__TEXTO DE LEITURA__.
★ ★ ★
O Ministério Público de Santa Catarina investiga se houve monetização com conteúdos falsos divulgados nas redes sociais sobre a morte do cão comunitário Orelha, ocorrida em janeiro deste ano na Praia Brava, em Florianópolis. A apuração será conduzida pelas Promotorias de Justiça com apoio do CyberGAECO, setor especializado em crimes digitais.
Na terça-feira (12), o MPSC informou que a investigação da Polícia Civil sobre o caso foi baseada em relatos de “ouvi dizer” e concluiu que os adolescentes investigados não estiveram com o animal no mesmo local e horário na praia. Segundo o órgão, imagens de câmeras de segurança mostraram diferença de cerca de 30 minutos nos registros analisados pela polícia.
★ ★ ★
__REGISTROS SELECIONADOS__.
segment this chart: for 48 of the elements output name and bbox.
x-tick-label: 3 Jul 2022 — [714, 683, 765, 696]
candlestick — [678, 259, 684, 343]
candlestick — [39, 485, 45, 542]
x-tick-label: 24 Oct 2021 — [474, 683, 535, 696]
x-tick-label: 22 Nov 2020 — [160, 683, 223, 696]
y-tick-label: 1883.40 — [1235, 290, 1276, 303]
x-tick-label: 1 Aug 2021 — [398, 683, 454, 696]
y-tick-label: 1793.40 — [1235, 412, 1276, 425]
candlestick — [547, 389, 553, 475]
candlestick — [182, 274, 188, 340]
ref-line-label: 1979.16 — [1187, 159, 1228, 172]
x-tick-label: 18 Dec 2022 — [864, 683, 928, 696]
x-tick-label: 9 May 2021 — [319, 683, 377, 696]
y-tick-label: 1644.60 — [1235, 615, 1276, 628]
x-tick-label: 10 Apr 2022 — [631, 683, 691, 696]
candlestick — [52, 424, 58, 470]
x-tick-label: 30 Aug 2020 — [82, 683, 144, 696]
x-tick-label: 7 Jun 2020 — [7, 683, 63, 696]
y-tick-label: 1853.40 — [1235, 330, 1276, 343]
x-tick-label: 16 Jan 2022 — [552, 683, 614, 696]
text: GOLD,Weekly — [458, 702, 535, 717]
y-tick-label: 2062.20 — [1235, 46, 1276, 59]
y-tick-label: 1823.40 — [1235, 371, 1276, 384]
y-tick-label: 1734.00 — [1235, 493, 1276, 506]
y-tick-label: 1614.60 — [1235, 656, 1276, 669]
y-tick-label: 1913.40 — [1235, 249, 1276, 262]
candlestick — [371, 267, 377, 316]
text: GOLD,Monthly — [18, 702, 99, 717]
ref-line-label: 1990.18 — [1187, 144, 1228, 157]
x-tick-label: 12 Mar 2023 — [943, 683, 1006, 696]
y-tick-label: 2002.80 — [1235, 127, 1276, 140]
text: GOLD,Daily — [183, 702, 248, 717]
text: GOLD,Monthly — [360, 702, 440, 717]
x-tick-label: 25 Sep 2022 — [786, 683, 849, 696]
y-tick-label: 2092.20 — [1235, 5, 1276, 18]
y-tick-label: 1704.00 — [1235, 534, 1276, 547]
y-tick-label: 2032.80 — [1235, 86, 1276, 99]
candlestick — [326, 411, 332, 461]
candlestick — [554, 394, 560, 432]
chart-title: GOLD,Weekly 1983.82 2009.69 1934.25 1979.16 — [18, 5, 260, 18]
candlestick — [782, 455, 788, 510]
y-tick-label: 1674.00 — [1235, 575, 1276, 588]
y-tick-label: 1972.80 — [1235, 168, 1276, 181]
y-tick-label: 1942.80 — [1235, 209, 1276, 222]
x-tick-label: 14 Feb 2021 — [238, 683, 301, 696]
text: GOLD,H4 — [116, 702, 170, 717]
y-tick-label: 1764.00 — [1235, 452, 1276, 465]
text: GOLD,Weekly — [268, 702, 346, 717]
★ ★ ★
__INSTRUÇÕES DO EXERCÍCIO__.
• 1. Liste todos os órgãos e setores públicos citados no texto sobre a morte do cão Orelha.
• 2. Escreva a continuação do texto sobre a morte do cão Orelha, a partir da última frase apresentada.
As linhas não têm nenhum papel nesta atividade.

__RESULTADOS DO EXERCÍCIO__.
• 1.
- Ministério Público de Santa Catarina (MPSC)
- Promotorias de Justiça
- CyberGAECO
- Polícia Civil

• 2.
O Ministério Público também afirmou que vídeos apresentados pela defesa mostram o cão caminhando normalmente pela vizinhança por volta das 7h do dia 4 de janeiro, horário posterior ao período em que a Polícia Civil apontava como provável momento da agressão, estimado em 5h30. Para os promotores, as imagens enfraquecem a tese de que o animal teria retornado da praia ferido.
Em nota, a Polícia Civil informou que concluiu o inquérito e encaminhou os autos ao Ministério Público, responsável por decidir sobre denúncia ou arquivamento do caso. O MPSC afirmou ainda que a nova investigação busca avaliar a necessidade de regras para evitar o uso de casos sensíveis envolvendo crianças e adolescentes para gerar engajamento e lucro nas redes sociais.